• **DESCRIPTION OF THE TASK**: Check each line of the records for "FIBERID"; collect those that have it.

• **RECORDS PROVIDED**:
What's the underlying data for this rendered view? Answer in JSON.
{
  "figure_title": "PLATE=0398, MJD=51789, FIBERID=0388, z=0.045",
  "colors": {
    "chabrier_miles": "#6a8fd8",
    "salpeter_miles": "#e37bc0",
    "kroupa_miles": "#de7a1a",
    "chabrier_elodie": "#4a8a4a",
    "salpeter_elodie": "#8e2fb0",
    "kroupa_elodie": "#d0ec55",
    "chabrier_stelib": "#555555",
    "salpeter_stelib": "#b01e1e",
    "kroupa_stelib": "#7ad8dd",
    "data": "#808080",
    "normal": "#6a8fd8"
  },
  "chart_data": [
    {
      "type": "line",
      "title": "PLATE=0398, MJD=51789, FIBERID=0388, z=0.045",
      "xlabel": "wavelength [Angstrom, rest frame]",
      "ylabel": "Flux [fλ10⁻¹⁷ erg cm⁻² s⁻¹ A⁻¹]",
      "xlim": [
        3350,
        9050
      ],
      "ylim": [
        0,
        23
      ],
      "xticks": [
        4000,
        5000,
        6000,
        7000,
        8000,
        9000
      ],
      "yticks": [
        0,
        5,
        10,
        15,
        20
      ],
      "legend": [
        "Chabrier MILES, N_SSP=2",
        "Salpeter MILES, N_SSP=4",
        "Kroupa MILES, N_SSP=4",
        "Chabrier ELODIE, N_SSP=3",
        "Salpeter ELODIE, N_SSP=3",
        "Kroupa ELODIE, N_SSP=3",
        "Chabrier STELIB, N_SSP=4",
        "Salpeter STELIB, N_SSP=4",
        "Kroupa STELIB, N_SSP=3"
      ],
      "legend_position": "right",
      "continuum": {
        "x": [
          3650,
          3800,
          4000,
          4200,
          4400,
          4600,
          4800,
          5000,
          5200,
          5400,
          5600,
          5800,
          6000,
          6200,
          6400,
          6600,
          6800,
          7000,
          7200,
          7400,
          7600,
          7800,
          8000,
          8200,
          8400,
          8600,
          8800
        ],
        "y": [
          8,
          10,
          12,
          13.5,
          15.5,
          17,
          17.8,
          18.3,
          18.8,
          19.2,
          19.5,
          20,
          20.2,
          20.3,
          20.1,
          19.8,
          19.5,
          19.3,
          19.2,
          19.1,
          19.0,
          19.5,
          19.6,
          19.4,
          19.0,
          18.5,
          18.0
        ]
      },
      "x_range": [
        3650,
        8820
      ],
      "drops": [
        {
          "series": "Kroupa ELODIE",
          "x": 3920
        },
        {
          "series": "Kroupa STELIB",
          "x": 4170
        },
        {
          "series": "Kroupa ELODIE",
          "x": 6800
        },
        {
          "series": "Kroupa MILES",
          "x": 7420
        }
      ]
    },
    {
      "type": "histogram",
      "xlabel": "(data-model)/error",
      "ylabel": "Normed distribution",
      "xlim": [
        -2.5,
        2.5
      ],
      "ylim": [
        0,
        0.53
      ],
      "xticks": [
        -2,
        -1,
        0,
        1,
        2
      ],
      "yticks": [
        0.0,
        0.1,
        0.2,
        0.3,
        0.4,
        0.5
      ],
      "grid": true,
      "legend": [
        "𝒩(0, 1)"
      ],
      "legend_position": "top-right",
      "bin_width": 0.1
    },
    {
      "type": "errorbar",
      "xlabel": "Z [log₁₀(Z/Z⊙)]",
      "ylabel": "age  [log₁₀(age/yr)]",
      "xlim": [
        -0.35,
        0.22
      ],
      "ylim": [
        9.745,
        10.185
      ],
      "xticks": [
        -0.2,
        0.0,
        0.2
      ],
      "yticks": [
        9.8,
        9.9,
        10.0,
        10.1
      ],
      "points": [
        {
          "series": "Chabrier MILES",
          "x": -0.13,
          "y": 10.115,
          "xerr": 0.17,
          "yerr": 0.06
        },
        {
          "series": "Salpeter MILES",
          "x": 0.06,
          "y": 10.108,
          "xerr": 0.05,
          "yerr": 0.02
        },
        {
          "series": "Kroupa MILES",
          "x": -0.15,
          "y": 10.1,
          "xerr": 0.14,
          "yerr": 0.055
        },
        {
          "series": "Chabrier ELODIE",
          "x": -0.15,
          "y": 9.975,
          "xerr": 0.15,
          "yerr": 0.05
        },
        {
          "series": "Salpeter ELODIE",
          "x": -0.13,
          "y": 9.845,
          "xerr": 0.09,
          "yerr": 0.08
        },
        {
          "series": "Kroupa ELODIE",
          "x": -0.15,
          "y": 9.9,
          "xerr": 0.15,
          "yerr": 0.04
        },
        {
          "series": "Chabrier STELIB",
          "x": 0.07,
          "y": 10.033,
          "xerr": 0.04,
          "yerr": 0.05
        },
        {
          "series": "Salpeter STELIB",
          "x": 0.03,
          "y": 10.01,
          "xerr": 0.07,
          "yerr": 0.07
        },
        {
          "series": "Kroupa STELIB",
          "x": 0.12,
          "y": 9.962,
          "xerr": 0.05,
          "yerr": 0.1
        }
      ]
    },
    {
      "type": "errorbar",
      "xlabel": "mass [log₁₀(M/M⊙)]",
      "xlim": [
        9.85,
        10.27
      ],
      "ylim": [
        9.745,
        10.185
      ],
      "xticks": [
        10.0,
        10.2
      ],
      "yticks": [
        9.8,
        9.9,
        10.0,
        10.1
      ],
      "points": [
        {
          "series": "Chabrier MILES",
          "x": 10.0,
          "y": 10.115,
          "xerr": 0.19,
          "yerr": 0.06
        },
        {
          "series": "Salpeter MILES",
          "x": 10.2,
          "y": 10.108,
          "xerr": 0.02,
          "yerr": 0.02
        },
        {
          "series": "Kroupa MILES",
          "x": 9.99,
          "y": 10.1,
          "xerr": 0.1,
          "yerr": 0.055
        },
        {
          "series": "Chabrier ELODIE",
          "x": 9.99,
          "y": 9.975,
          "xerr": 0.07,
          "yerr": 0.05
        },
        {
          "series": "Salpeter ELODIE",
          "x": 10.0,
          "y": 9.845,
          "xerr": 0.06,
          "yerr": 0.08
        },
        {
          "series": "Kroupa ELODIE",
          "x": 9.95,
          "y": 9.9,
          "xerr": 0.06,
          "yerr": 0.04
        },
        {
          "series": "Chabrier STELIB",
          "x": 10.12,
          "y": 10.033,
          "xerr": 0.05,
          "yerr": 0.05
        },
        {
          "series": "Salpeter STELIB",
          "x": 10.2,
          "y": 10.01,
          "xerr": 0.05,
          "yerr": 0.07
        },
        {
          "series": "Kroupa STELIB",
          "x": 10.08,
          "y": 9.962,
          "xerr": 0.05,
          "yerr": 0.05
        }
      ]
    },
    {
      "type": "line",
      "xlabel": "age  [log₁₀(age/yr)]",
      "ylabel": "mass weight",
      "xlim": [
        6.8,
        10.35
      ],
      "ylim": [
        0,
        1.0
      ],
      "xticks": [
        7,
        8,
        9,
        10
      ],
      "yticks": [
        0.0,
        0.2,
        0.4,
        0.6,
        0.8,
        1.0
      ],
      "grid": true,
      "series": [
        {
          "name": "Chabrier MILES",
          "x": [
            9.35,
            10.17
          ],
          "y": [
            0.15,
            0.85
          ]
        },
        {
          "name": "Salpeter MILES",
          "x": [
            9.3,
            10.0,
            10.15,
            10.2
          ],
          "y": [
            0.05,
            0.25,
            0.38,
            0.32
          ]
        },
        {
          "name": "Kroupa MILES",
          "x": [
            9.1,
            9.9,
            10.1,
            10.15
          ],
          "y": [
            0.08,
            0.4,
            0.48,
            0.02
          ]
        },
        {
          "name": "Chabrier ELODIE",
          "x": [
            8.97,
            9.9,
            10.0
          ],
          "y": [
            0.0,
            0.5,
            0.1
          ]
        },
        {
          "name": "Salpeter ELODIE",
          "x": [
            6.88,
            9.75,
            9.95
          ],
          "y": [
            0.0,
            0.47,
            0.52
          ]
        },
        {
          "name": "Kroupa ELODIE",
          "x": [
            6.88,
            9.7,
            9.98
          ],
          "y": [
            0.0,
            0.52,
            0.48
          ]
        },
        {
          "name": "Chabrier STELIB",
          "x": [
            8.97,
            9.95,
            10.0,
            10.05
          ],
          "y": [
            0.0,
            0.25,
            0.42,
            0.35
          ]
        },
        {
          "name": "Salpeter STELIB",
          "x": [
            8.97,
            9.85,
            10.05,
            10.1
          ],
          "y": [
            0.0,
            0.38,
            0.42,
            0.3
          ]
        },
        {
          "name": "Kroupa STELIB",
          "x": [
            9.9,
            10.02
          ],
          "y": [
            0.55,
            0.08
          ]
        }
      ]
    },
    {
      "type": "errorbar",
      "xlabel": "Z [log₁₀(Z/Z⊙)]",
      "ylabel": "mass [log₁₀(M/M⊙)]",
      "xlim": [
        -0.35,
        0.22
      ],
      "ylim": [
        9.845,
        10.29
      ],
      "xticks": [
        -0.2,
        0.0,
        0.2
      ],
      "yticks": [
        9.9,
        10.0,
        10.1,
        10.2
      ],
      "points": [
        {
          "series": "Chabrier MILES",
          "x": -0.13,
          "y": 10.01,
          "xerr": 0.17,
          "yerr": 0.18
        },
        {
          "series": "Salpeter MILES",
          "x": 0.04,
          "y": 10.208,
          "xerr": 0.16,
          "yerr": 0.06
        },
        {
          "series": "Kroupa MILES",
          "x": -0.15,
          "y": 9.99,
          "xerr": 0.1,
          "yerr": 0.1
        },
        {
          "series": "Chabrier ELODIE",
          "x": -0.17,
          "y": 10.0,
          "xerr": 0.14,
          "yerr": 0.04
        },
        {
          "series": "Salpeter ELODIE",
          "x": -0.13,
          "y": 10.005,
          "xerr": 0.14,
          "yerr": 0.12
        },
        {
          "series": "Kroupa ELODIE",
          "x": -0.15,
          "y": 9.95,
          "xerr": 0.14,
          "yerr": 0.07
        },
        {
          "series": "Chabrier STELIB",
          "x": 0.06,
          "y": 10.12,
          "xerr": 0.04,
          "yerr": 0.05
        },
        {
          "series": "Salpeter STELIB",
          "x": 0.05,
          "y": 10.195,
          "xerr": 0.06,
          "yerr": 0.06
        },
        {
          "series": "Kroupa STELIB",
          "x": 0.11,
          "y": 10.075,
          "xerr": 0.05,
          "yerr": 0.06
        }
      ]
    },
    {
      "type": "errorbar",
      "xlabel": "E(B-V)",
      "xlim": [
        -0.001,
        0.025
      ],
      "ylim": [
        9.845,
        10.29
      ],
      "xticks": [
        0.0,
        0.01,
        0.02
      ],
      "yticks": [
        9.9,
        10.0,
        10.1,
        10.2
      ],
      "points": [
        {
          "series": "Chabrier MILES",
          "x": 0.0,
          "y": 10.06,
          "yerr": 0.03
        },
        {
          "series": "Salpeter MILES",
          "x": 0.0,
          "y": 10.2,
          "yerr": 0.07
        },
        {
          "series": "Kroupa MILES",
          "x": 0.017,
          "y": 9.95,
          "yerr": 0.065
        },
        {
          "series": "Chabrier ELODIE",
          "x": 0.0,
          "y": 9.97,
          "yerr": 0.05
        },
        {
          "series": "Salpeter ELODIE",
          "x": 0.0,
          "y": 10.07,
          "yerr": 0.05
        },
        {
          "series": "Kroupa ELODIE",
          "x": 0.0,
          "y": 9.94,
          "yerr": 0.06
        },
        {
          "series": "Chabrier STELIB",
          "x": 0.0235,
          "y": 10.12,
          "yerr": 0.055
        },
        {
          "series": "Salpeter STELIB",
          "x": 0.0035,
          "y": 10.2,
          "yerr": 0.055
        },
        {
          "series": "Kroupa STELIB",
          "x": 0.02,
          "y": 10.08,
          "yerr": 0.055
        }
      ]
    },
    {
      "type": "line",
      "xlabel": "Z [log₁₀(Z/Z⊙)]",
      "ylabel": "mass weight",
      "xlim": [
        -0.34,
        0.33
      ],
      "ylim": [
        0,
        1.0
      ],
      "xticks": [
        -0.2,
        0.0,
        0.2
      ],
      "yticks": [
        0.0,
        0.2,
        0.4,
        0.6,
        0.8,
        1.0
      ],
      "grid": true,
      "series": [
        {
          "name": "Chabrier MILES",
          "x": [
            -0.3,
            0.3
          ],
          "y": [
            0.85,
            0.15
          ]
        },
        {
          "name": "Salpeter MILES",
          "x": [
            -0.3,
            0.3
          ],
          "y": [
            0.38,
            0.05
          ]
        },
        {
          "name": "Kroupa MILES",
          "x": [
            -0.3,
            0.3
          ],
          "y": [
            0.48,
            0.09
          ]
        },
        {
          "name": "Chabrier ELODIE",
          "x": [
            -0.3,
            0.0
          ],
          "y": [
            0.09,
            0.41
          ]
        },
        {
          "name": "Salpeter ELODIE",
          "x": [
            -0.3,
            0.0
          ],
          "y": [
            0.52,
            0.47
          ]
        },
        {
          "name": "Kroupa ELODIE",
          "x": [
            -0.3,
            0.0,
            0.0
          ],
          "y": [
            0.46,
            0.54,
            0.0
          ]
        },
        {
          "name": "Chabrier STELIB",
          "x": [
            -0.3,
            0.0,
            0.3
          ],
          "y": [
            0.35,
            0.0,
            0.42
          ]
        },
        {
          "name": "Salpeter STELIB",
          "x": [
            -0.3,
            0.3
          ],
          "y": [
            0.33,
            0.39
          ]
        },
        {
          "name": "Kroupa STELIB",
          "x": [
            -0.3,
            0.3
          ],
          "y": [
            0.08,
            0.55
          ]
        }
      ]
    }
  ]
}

• **WRITTEN RESPONSE**:
  "figure_title": "PLATE=0398, MJD=51789, FIBERID=0388, z=0.045",
      "title": "PLATE=0398, MJD=51789, FIBERID=0388, z=0.045",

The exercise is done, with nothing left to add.